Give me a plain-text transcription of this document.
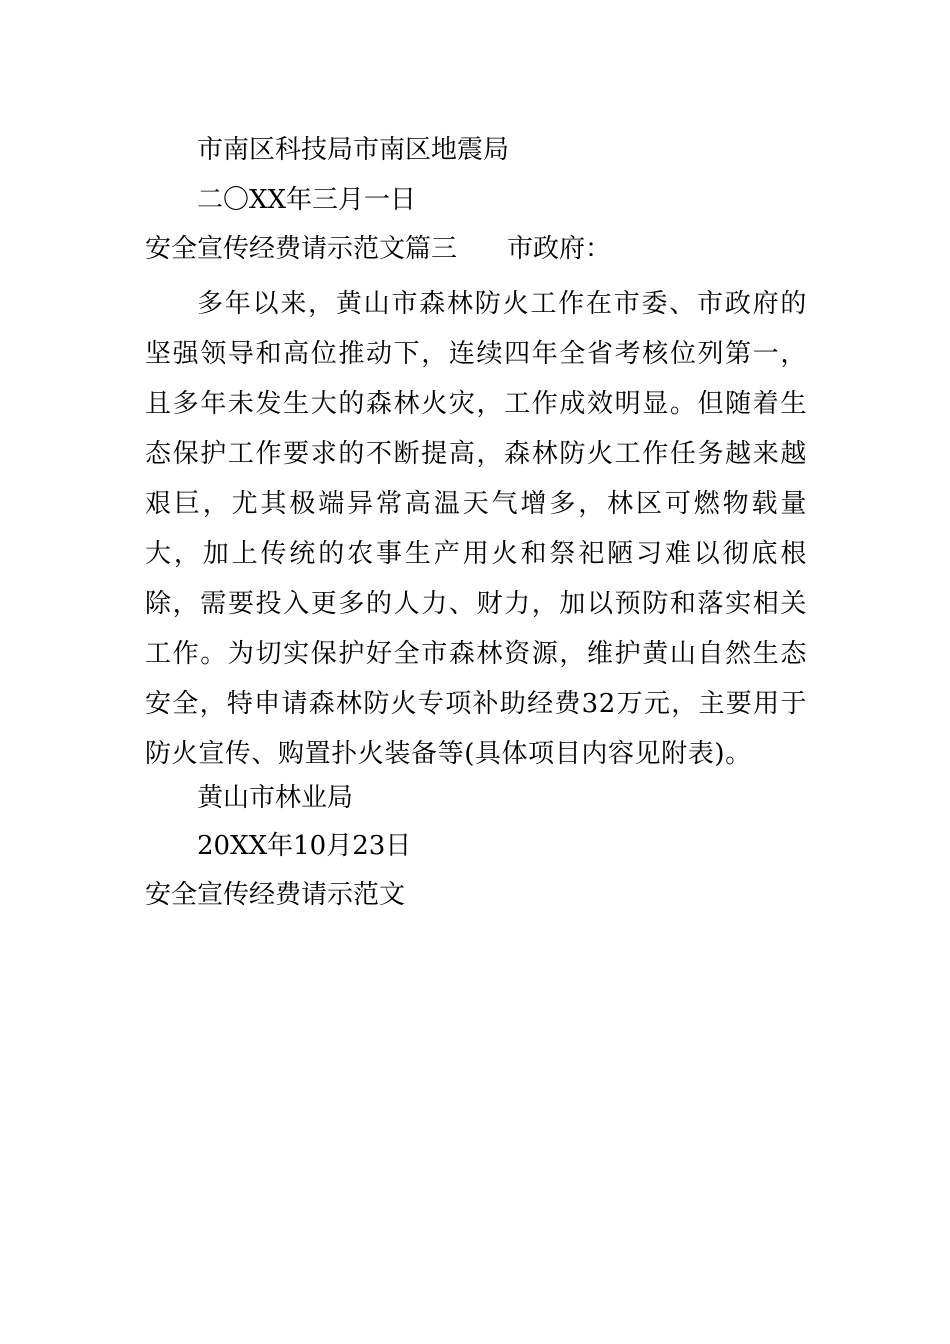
市南区科技局市南区地震局
二〇XX年三月一日
安全宣传经费请示范文篇三 市政府：
多年以来，黄山市森林防火工作在市委、市政府的坚强领导和高位推动下，连续四年全省考核位列第一，且多年未发生大的森林火灾，工作成效明显。但随着生态保护工作要求的不断提高，森林防火工作任务越来越艰巨，尤其极端异常高温天气增多，林区可燃物载量大，加上传统的农事生产用火和祭祀陋习难以彻底根除，需要投入更多的人力、财力，加以预防和落实相关工作。为切实保护好全市森林资源，维护黄山自然生态安全，特申请森林防火专项补助经费32万元，主要用于防火宣传、购置扑火装备等(具体项目内容见附表)。
黄山市林业局
20XX年10月23日
安全宣传经费请示范文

Your goal -> In this exercise, set down all of the data exactly, without the pictures.

Task response ->
Give me a plain-text transcription of this document.
市南区科技局市南区地震局
二〇XX年三月一日
安全宣传经费请示范文篇三 市政府：
多年以来，黄山市森林防火工作在市委、市政府的坚强领导和高位推动下，连续四年全省考核位列第一，且多年未发生大的森林火灾，工作成效明显。但随着生态保护工作要求的不断提高，森林防火工作任务越来越艰巨，尤其极端异常高温天气增多，林区可燃物载量大，加上传统的农事生产用火和祭祀陋习难以彻底根除，需要投入更多的人力、财力，加以预防和落实相关工作。为切实保护好全市森林资源，维护黄山自然生态安全，特申请森林防火专项补助经费32万元，主要用于防火宣传、购置扑火装备等(具体项目内容见附表)。
黄山市林业局
20XX年10月23日
安全宣传经费请示范文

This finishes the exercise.